■ TASK GOAL: Read the lines that follow and pick out every one containing the word "title".

## START

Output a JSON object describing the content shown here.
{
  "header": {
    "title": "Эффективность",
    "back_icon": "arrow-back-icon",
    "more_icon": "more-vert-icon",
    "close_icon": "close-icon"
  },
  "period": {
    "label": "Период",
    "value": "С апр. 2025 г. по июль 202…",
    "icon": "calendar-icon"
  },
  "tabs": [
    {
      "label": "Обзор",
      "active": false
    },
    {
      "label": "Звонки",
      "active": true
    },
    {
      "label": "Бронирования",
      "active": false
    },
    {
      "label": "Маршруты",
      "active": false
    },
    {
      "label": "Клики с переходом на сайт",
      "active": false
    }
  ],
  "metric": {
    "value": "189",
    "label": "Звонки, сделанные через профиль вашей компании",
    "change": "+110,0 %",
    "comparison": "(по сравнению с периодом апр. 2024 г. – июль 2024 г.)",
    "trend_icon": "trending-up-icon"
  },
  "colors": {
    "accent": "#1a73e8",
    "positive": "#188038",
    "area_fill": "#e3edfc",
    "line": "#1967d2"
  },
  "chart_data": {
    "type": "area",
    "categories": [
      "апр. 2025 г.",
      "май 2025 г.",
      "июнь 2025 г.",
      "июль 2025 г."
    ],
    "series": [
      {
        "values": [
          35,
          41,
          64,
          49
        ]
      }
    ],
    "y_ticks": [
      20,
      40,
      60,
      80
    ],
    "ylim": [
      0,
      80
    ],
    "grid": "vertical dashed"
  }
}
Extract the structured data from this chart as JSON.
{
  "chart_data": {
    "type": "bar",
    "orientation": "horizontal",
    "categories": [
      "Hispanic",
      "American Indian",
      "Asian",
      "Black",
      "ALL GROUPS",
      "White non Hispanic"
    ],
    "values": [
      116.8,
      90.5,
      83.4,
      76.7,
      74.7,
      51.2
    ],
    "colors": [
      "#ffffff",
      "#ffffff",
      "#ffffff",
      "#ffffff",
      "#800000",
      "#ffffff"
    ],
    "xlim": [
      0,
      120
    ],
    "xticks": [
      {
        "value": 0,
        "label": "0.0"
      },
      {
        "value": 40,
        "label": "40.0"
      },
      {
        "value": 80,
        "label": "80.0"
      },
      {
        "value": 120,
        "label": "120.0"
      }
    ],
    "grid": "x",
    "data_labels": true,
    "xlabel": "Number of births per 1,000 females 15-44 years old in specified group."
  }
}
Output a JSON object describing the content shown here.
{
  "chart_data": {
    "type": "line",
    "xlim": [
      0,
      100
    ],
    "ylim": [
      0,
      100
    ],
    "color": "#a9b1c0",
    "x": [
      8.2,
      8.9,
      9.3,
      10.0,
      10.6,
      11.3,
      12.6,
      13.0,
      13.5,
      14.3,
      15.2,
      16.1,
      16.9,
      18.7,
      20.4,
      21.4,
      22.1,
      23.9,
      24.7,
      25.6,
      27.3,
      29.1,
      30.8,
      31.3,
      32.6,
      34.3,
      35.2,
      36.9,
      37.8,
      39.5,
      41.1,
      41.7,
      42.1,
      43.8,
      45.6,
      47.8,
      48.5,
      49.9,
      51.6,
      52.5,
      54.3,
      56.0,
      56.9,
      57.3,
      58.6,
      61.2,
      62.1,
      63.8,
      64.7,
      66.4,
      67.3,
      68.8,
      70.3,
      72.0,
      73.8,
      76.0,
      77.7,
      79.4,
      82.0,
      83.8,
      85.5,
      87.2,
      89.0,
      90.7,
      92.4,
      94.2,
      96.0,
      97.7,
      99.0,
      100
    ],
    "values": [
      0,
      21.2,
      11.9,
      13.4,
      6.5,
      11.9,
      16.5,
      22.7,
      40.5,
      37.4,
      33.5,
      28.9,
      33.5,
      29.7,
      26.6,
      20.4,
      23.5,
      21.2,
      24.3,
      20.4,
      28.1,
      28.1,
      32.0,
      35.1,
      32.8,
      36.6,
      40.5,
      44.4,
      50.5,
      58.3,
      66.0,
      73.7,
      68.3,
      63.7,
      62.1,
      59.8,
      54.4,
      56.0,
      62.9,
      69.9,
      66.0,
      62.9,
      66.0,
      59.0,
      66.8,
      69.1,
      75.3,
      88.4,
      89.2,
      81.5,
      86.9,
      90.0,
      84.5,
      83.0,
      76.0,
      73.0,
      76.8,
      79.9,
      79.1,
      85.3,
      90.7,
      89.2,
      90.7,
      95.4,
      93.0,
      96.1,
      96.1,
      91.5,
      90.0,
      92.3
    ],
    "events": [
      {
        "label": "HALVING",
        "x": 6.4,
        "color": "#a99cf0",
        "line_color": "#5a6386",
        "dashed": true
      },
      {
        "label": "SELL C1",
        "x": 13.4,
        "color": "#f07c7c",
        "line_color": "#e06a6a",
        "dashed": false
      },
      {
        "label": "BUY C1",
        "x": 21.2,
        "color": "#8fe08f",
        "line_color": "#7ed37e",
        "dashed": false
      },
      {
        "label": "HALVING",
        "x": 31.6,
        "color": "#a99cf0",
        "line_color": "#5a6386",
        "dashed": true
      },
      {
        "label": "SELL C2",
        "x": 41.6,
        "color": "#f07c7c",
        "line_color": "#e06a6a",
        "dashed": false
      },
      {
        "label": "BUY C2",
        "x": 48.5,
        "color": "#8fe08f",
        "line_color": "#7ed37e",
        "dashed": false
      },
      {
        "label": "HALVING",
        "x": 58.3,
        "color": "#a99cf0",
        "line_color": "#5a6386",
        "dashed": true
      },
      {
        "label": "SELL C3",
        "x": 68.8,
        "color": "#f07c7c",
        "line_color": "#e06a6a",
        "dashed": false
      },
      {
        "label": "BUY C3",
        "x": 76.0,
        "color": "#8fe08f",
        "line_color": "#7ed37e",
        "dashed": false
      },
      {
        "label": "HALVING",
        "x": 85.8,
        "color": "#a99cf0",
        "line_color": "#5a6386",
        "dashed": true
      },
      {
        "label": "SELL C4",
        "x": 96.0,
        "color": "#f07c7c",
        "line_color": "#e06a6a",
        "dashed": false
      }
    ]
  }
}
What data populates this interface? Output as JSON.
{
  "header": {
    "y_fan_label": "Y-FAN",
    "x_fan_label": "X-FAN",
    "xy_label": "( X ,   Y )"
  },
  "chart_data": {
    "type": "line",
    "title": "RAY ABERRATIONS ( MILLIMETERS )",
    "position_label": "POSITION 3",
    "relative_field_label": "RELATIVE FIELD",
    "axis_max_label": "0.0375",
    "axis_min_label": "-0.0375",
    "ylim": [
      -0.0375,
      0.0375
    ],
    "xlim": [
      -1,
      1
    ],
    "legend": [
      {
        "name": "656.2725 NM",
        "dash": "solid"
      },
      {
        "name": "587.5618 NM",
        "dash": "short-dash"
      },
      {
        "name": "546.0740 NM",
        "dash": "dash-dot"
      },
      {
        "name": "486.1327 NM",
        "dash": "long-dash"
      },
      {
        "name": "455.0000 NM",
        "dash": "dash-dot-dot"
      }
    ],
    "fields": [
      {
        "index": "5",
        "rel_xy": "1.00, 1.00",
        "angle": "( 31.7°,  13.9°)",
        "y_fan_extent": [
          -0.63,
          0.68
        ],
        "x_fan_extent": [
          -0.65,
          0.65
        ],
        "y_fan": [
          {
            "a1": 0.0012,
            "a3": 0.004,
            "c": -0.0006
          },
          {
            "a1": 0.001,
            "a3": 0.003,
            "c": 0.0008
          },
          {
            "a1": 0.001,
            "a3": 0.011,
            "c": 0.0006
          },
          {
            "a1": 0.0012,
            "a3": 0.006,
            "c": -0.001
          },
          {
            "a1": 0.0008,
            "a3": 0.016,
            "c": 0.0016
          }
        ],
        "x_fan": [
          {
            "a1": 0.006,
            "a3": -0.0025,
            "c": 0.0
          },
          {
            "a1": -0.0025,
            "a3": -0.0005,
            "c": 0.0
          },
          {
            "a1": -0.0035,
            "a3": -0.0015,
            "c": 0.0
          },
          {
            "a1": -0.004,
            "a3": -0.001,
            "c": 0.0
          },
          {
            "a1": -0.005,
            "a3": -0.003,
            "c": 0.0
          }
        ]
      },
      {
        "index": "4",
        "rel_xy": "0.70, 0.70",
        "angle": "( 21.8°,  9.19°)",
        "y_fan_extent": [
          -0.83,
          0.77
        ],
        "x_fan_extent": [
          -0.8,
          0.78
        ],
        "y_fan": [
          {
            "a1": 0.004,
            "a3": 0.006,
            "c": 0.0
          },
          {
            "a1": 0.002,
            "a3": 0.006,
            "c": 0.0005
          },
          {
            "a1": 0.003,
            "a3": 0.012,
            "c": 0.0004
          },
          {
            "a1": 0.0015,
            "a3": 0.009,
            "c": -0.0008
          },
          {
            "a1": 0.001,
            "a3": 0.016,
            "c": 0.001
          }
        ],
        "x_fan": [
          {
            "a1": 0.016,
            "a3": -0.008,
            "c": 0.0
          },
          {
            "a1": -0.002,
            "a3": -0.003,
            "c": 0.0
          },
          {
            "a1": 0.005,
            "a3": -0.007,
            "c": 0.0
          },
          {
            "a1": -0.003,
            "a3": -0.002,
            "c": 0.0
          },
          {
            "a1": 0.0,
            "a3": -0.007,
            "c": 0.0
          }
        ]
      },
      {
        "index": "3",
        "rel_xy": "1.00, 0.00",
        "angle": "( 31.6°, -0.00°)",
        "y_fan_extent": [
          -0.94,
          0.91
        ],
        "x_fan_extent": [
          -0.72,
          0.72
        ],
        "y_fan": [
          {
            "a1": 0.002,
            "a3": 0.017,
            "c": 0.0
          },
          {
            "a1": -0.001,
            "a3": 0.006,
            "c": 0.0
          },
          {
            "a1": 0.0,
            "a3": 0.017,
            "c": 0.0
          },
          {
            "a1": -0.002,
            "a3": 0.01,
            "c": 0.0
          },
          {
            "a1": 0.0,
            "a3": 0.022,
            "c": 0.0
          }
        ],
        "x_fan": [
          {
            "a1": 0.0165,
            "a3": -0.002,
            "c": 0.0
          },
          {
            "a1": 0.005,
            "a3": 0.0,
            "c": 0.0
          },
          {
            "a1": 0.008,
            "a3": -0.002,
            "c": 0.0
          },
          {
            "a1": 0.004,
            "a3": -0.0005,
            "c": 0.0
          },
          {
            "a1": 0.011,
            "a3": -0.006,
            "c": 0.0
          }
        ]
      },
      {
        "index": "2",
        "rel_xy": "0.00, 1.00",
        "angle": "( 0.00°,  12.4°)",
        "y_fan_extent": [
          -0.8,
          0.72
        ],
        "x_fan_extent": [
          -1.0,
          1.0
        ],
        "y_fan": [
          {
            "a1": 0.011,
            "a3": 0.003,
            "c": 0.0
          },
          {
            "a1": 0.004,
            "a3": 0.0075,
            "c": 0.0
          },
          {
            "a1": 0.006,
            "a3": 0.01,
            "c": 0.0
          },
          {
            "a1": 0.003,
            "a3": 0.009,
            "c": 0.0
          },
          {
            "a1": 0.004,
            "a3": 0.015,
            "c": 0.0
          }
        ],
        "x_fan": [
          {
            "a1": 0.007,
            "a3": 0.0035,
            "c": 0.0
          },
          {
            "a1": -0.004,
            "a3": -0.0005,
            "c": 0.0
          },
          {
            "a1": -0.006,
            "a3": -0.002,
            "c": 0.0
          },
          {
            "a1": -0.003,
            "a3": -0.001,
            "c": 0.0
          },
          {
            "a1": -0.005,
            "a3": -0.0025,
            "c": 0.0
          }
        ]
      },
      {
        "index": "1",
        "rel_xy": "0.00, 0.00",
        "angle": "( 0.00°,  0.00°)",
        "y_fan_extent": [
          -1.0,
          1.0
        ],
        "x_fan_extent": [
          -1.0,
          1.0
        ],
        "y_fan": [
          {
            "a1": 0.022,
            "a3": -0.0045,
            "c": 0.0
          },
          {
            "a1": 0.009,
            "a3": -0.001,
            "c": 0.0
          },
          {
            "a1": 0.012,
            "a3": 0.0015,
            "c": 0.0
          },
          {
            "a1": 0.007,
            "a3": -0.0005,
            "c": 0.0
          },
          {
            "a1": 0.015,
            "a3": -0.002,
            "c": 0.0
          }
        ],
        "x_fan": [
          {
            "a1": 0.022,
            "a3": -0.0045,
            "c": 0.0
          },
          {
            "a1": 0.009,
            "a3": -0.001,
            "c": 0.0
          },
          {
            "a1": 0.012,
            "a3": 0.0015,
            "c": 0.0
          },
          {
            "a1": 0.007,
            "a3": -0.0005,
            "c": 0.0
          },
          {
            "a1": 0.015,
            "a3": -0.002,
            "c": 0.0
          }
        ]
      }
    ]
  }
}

## END

■ TASK ANSWER:
    "title": "Эффективность",
    "title": "RAY ABERRATIONS ( MILLIMETERS )",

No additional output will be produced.